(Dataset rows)
* * * *

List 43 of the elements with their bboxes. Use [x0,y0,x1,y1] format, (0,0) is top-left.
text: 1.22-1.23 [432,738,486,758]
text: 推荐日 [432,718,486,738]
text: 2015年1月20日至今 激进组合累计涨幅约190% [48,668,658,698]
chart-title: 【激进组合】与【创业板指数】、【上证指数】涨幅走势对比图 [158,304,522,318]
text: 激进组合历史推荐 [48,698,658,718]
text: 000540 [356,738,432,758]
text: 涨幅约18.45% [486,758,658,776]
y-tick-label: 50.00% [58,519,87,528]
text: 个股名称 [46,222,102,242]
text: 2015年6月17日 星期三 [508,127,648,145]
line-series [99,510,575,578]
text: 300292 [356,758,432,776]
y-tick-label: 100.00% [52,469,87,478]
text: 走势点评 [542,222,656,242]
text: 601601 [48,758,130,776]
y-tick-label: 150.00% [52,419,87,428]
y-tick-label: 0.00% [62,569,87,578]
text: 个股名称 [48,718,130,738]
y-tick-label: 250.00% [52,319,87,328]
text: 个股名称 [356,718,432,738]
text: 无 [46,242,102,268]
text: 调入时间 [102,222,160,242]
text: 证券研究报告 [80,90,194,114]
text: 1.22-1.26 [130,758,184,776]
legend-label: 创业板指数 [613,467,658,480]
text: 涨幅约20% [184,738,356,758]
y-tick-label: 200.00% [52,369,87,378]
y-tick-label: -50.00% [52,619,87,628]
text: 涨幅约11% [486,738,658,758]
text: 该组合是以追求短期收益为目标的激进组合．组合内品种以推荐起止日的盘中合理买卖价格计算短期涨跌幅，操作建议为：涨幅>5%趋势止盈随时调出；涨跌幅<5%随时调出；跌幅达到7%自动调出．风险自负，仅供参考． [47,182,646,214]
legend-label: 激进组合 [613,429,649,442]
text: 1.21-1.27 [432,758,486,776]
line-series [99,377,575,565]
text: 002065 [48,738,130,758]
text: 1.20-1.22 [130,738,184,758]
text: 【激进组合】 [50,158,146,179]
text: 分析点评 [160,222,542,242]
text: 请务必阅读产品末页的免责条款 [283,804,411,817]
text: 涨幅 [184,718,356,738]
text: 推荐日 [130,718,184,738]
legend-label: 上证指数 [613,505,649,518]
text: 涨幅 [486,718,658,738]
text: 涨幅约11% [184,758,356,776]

* * * *

### Exercise objective
Quote every one of the lines above verbatim, keeping their order.

### Solution to the problem
List 43 of the elements with their bboxes. Use [x0,y0,x1,y1] format, (0,0) is top-left.
text: 1.22-1.23 [432,738,486,758]
text: 推荐日 [432,718,486,738]
text: 2015年1月20日至今 激进组合累计涨幅约190% [48,668,658,698]
chart-title: 【激进组合】与【创业板指数】、【上证指数】涨幅走势对比图 [158,304,522,318]
text: 激进组合历史推荐 [48,698,658,718]
text: 000540 [356,738,432,758]
text: 涨幅约18.45% [486,758,658,776]
y-tick-label: 50.00% [58,519,87,528]
text: 个股名称 [46,222,102,242]
text: 2015年6月17日 星期三 [508,127,648,145]
line-series [99,510,575,578]
text: 300292 [356,758,432,776]
y-tick-label: 100.00% [52,469,87,478]
text: 走势点评 [542,222,656,242]
text: 601601 [48,758,130,776]
y-tick-label: 150.00% [52,419,87,428]
y-tick-label: 0.00% [62,569,87,578]
text: 个股名称 [48,718,130,738]
y-tick-label: 250.00% [52,319,87,328]
text: 个股名称 [356,718,432,738]
text: 无 [46,242,102,268]
text: 调入时间 [102,222,160,242]
text: 证券研究报告 [80,90,194,114]
text: 1.22-1.26 [130,758,184,776]
legend-label: 创业板指数 [613,467,658,480]
text: 涨幅约20% [184,738,356,758]
y-tick-label: 200.00% [52,369,87,378]
y-tick-label: -50.00% [52,619,87,628]
text: 涨幅约11% [486,738,658,758]
text: 该组合是以追求短期收益为目标的激进组合．组合内品种以推荐起止日的盘中合理买卖价格计算短期涨跌幅，操作建议为：涨幅>5%趋势止盈随时调出；涨跌幅<5%随时调出；跌幅达到7%自动调出．风险自负，仅供参考． [47,182,646,214]
legend-label: 激进组合 [613,429,649,442]
text: 1.21-1.27 [432,758,486,776]
line-series [99,377,575,565]
text: 002065 [48,738,130,758]
text: 1.20-1.22 [130,738,184,758]
text: 【激进组合】 [50,158,146,179]
text: 分析点评 [160,222,542,242]
text: 请务必阅读产品末页的免责条款 [283,804,411,817]
text: 涨幅 [184,718,356,738]
text: 推荐日 [130,718,184,738]
legend-label: 上证指数 [613,505,649,518]
text: 涨幅 [486,718,658,738]
text: 涨幅约11% [184,758,356,776]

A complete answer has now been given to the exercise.